_Collected data_.
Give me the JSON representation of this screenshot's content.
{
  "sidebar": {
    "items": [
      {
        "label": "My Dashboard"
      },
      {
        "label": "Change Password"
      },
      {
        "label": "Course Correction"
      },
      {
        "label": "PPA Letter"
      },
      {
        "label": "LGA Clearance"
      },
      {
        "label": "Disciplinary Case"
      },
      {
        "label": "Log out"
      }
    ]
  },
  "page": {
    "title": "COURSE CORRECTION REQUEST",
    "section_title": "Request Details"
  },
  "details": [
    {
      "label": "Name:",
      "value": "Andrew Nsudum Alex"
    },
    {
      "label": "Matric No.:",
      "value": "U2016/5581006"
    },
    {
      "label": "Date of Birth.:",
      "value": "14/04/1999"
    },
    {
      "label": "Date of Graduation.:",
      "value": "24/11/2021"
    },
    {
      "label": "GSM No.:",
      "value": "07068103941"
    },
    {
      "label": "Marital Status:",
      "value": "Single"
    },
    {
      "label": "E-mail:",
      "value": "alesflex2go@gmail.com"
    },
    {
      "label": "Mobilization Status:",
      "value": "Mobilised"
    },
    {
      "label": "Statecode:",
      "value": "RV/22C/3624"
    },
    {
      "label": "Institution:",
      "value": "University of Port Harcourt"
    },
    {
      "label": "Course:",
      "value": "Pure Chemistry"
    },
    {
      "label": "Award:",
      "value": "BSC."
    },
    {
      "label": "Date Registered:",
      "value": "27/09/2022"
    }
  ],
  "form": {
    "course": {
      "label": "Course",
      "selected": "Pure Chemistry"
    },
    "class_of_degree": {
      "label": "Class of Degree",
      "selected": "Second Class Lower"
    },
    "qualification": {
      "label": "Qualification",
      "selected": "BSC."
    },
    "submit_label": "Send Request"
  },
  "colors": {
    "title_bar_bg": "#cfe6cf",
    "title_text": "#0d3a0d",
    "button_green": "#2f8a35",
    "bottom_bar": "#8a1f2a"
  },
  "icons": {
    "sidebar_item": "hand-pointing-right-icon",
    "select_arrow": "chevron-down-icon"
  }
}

_TASK INSTRUCTIONS_.
Quote every record above exactly.

_WRITTEN REPLY_.
Give me the JSON representation of this screenshot's content.
{
  "sidebar": {
    "items": [
      {
        "label": "My Dashboard"
      },
      {
        "label": "Change Password"
      },
      {
        "label": "Course Correction"
      },
      {
        "label": "PPA Letter"
      },
      {
        "label": "LGA Clearance"
      },
      {
        "label": "Disciplinary Case"
      },
      {
        "label": "Log out"
      }
    ]
  },
  "page": {
    "title": "COURSE CORRECTION REQUEST",
    "section_title": "Request Details"
  },
  "details": [
    {
      "label": "Name:",
      "value": "Andrew Nsudum Alex"
    },
    {
      "label": "Matric No.:",
      "value": "U2016/5581006"
    },
    {
      "label": "Date of Birth.:",
      "value": "14/04/1999"
    },
    {
      "label": "Date of Graduation.:",
      "value": "24/11/2021"
    },
    {
      "label": "GSM No.:",
      "value": "07068103941"
    },
    {
      "label": "Marital Status:",
      "value": "Single"
    },
    {
      "label": "E-mail:",
      "value": "alesflex2go@gmail.com"
    },
    {
      "label": "Mobilization Status:",
      "value": "Mobilised"
    },
    {
      "label": "Statecode:",
      "value": "RV/22C/3624"
    },
    {
      "label": "Institution:",
      "value": "University of Port Harcourt"
    },
    {
      "label": "Course:",
      "value": "Pure Chemistry"
    },
    {
      "label": "Award:",
      "value": "BSC."
    },
    {
      "label": "Date Registered:",
      "value": "27/09/2022"
    }
  ],
  "form": {
    "course": {
      "label": "Course",
      "selected": "Pure Chemistry"
    },
    "class_of_degree": {
      "label": "Class of Degree",
      "selected": "Second Class Lower"
    },
    "qualification": {
      "label": "Qualification",
      "selected": "BSC."
    },
    "submit_label": "Send Request"
  },
  "colors": {
    "title_bar_bg": "#cfe6cf",
    "title_text": "#0d3a0d",
    "button_green": "#2f8a35",
    "bottom_bar": "#8a1f2a"
  },
  "icons": {
    "sidebar_item": "hand-pointing-right-icon",
    "select_arrow": "chevron-down-icon"
  }
}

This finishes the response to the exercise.